Check each line of the records for "COIL"; collect those that have it.
-- START OF Record set --
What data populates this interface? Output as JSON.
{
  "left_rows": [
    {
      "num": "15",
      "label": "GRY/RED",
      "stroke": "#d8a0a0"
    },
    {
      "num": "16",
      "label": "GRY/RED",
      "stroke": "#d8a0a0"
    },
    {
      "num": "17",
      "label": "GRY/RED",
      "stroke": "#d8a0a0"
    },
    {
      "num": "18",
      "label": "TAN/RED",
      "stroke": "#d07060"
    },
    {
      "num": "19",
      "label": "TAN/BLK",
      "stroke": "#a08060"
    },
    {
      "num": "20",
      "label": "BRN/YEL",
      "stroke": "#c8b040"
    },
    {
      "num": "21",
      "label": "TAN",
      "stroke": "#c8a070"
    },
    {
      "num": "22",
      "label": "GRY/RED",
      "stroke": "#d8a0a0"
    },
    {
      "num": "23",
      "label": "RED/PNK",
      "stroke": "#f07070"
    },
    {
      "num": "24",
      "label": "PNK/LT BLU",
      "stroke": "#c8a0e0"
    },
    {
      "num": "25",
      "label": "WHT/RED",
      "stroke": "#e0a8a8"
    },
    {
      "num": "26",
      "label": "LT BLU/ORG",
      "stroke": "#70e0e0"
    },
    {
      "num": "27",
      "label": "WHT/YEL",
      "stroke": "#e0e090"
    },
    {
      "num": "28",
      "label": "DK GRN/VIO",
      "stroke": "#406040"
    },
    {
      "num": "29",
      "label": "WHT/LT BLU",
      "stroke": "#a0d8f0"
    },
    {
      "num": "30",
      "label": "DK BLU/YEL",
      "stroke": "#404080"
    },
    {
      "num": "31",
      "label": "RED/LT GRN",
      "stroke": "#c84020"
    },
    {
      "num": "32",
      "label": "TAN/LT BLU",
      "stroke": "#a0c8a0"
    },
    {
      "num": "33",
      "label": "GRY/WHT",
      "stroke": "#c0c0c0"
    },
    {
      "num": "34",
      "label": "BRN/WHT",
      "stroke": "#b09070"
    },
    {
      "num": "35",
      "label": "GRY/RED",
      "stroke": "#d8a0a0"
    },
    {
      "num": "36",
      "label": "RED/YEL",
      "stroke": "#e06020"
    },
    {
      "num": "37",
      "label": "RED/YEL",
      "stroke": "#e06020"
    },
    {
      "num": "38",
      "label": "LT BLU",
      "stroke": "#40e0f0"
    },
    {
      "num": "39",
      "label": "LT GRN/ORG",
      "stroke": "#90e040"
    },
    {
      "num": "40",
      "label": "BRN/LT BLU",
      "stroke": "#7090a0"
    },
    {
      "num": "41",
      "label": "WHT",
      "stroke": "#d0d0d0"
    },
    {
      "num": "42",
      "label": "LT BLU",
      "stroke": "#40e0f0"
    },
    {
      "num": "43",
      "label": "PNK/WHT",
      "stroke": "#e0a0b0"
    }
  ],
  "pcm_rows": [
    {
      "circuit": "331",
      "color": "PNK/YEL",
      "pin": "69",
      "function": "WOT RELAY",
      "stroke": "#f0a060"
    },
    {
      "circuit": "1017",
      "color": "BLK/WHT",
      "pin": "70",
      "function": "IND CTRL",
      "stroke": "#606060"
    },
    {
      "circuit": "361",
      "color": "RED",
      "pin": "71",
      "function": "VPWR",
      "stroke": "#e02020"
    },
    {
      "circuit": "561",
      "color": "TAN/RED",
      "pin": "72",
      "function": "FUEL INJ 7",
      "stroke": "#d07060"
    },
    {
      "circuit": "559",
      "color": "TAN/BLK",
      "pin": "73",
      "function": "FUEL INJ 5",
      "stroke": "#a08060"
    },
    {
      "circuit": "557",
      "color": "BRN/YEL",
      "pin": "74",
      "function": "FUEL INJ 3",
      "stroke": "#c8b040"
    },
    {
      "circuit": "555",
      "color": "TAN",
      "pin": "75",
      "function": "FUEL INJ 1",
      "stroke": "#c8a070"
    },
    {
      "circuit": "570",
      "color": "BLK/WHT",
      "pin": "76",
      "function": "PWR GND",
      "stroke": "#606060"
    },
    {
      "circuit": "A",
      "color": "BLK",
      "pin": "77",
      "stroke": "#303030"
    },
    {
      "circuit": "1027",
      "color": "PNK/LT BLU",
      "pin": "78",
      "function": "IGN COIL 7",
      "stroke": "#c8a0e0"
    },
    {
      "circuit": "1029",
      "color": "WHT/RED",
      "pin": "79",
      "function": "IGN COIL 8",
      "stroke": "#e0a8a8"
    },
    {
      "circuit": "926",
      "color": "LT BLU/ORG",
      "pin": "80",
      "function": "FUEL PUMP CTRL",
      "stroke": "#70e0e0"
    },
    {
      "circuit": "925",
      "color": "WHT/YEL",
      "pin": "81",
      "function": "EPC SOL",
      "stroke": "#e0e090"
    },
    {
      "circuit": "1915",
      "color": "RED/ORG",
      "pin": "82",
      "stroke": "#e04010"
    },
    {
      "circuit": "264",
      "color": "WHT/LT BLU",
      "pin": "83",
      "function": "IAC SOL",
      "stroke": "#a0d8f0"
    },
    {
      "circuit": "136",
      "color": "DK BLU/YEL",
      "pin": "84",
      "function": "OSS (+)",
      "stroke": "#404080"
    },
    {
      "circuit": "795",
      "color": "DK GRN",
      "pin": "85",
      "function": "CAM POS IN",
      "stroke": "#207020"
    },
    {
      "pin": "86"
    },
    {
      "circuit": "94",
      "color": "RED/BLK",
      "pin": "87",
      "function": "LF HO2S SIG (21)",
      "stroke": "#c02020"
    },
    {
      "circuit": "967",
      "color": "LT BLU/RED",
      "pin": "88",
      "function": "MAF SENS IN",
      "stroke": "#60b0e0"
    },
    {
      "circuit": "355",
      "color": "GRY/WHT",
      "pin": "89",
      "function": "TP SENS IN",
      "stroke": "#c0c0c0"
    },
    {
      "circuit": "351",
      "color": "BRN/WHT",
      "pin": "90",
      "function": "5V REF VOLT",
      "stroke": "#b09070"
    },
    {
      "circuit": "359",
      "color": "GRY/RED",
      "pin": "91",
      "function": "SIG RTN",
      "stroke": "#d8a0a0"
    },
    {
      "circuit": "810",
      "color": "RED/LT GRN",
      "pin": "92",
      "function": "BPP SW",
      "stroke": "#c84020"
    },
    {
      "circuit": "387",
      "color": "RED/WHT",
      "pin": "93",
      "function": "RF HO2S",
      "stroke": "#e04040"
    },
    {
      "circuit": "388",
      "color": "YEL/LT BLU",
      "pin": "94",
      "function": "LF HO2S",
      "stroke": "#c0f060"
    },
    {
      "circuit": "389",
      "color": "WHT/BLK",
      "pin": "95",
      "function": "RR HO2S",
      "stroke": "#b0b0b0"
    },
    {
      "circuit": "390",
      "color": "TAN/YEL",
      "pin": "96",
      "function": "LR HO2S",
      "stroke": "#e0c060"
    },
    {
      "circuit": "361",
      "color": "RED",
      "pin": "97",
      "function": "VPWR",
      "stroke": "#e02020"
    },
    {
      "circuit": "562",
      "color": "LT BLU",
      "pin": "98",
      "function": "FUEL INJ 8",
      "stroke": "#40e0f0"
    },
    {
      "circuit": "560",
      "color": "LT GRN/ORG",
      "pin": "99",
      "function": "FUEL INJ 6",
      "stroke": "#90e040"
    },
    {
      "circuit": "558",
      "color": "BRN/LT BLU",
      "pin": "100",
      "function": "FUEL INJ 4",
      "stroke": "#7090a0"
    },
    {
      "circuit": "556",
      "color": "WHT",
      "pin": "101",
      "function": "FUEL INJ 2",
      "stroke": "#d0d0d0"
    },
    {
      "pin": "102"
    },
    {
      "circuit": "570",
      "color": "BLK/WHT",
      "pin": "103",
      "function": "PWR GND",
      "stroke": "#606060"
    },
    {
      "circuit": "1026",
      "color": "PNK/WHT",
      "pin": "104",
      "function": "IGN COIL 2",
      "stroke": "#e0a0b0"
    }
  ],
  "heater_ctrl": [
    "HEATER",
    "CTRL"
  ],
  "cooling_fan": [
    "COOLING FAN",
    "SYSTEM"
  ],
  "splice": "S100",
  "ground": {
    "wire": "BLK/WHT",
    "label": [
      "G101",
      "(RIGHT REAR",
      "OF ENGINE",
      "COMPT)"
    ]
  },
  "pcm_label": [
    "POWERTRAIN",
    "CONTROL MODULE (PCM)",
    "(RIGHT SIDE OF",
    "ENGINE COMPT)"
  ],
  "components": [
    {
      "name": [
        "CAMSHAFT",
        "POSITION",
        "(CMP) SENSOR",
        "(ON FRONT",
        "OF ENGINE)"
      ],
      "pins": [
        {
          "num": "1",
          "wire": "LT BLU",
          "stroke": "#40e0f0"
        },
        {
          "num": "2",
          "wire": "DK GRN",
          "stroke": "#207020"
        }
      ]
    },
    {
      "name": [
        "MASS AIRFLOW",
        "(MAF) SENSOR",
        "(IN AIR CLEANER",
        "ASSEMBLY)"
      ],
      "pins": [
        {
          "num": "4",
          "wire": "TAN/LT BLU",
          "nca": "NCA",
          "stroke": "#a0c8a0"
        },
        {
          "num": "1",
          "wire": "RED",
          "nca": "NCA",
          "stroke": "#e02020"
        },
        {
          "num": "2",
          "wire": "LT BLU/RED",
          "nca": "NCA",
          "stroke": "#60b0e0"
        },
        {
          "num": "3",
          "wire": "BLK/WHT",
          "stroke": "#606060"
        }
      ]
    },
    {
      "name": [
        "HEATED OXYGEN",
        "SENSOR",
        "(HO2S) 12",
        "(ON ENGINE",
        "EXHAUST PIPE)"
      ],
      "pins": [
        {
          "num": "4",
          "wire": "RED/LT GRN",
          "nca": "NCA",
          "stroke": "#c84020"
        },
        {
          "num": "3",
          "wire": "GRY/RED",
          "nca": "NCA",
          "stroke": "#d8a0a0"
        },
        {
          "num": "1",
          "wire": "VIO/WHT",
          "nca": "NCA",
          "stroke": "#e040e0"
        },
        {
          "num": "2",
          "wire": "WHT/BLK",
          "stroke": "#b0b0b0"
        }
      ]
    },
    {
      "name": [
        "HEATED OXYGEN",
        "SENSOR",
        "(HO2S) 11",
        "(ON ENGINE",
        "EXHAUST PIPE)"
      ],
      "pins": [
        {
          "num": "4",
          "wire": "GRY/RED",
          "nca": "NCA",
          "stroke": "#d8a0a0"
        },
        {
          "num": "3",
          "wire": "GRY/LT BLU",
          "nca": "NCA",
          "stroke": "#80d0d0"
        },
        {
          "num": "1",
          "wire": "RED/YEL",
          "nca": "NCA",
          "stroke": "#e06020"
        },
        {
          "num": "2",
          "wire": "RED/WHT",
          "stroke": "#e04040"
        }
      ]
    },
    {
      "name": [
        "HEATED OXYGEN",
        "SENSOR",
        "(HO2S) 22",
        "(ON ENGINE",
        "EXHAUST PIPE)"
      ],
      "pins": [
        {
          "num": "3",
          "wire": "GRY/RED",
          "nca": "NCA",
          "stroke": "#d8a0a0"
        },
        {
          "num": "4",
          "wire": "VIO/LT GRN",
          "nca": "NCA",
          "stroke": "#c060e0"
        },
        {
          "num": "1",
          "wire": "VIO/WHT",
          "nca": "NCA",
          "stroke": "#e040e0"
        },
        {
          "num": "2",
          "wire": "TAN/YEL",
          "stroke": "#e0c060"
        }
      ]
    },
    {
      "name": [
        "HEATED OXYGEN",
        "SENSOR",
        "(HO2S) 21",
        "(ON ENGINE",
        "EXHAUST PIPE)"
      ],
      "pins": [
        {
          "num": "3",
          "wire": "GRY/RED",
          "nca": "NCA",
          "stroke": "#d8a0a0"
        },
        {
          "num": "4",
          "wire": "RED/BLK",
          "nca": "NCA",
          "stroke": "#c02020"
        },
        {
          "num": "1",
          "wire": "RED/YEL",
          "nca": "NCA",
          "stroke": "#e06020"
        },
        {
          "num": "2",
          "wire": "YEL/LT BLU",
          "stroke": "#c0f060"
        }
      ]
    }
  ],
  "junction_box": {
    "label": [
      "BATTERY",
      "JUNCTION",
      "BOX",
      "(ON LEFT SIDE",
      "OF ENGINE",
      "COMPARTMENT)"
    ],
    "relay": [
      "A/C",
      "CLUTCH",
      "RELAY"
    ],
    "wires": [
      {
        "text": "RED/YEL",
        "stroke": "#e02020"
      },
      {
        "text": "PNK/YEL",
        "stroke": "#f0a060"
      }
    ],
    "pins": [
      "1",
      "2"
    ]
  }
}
-- END OF Record set --
# Solution
      "function": "IGN COIL 7",
      "function": "IGN COIL 8",
      "function": "IGN COIL 2",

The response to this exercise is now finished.